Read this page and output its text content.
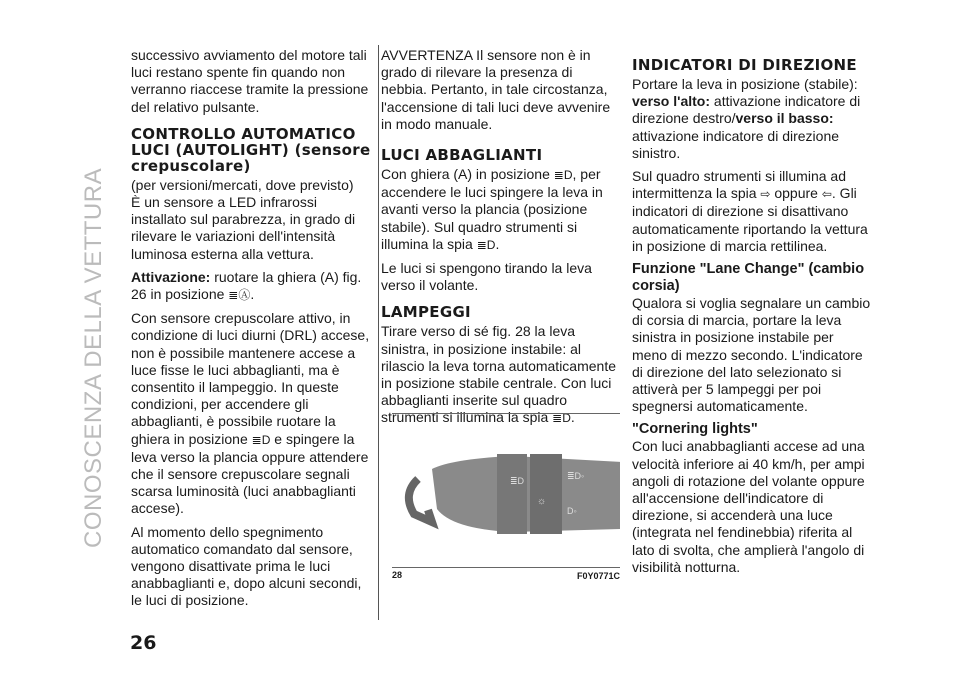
CONOSCENZA DELLA VETTURA

successivo avviamento del motore tali luci restano spente fin quando non verranno riaccese tramite la pressione del relativo pulsante.

CONTROLLO AUTOMATICO LUCI (AUTOLIGHT) (sensore crepuscolare)

(per versioni/mercati, dove previsto)

È un sensore a LED infrarossi installato sul parabrezza, in grado di rilevare le variazioni dell'intensità luminosa esterna alla vettura.

Attivazione: ruotare la ghiera (A) fig. 26 in posizione ≣Ⓐ.

Con sensore crepuscolare attivo, in condizione di luci diurni (DRL) accese, non è possibile mantenere accese a luce fisse le luci abbaglianti, ma è consentito il lampeggio. In queste condizioni, per accendere gli abbaglianti, è possibile ruotare la ghiera in posizione ≣D e spingere la leva verso la plancia oppure attendere che il sensore crepuscolare segnali scarsa luminosità (luci anabbaglianti accese).

Al momento dello spegnimento automatico comandato dal sensore, vengono disattivate prima le luci anabbaglianti e, dopo alcuni secondi, le luci di posizione.

AVVERTENZA Il sensore non è in grado di rilevare la presenza di nebbia. Pertanto, in tale circostanza, l'accensione di tali luci deve avvenire in modo manuale.

LUCI ABBAGLIANTI

Con ghiera (A) in posizione ≣D, per accendere le luci spingere la leva in avanti verso la plancia (posizione stabile). Sul quadro strumenti si illumina la spia ≣D.

Le luci si spengono tirando la leva verso il volante.

LAMPEGGI

Tirare verso di sé fig. 28 la leva sinistra, in posizione instabile: al rilascio la leva torna automaticamente in posizione stabile centrale. Con luci abbaglianti inserite sul quadro strumenti si illumina la spia ≣D.

≣D	≣D◦
D◦
☼
28	F0Y0771C
INDICATORI DI DIREZIONE

Portare la leva in posizione (stabile):

verso l'alto: attivazione indicatore di direzione destro/verso il basso: attivazione indicatore di direzione sinistro.

Sul quadro strumenti si illumina ad intermittenza la spia ⇨ oppure ⇦. Gli indicatori di direzione si disattivano automaticamente riportando la vettura in posizione di marcia rettilinea.

Funzione "Lane Change" (cambio corsia)

Qualora si voglia segnalare un cambio di corsia di marcia, portare la leva sinistra in posizione instabile per meno di mezzo secondo. L'indicatore di direzione del lato selezionato si attiverà per 5 lampeggi per poi spegnersi automaticamente.

"Cornering lights"

Con luci anabbaglianti accese ad una velocità inferiore ai 40 km/h, per ampi angoli di rotazione del volante oppure all'accensione dell'indicatore di direzione, si accenderà una luce (integrata nel fendinebbia) riferita al lato di svolta, che amplierà l'angolo di visibilità notturna.

26
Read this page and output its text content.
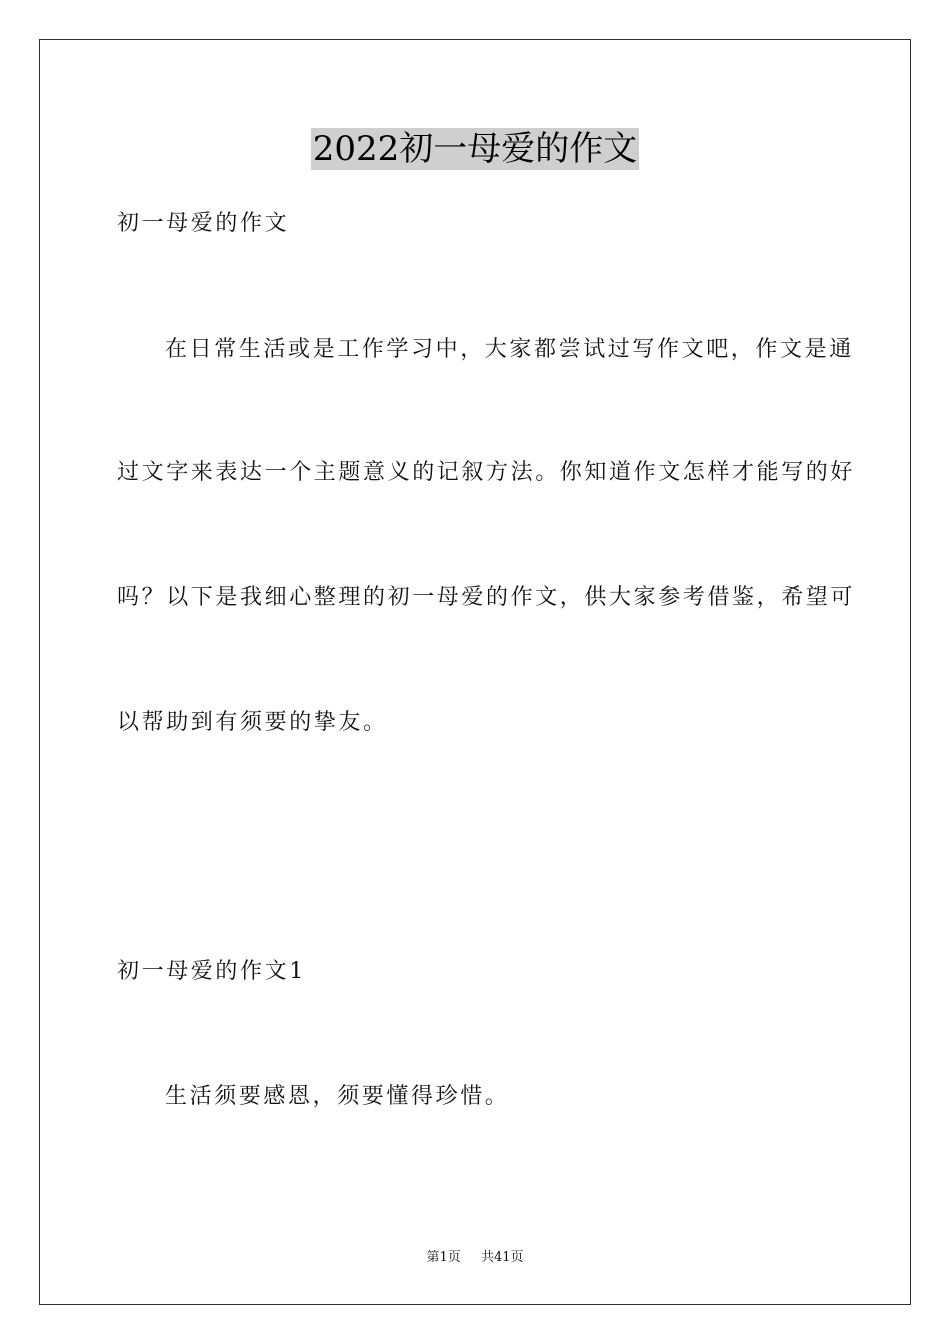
2022初一母爱的作文
初一母爱的作文
在日常生活或是工作学习中，大家都尝试过写作文吧，作文是通
过文字来表达一个主题意义的记叙方法。你知道作文怎样才能写的好
吗？以下是我细心整理的初一母爱的作文，供大家参考借鉴，希望可
以帮助到有须要的挚友。
初一母爱的作文1
生活须要感恩，须要懂得珍惜。
第1页 共41页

*Request*
Show each line holding the word "plancia".

*Completed task*
Con sensore crepuscolare attivo, in condizione di luci diurni (DRL) accese, non è possibile mantenere accese a luce fisse le luci abbaglianti, ma è consentito il lampeggio. In queste condizioni, per accendere gli abbaglianti, è possibile ruotare la ghiera in posizione ≣D e spingere la leva verso la plancia oppure attendere che il sensore crepuscolare segnali scarsa luminosità (luci anabbaglianti accese).
Con ghiera (A) in posizione ≣D, per accendere le luci spingere la leva in avanti verso la plancia (posizione stabile). Sul quadro strumenti si illumina la spia ≣D.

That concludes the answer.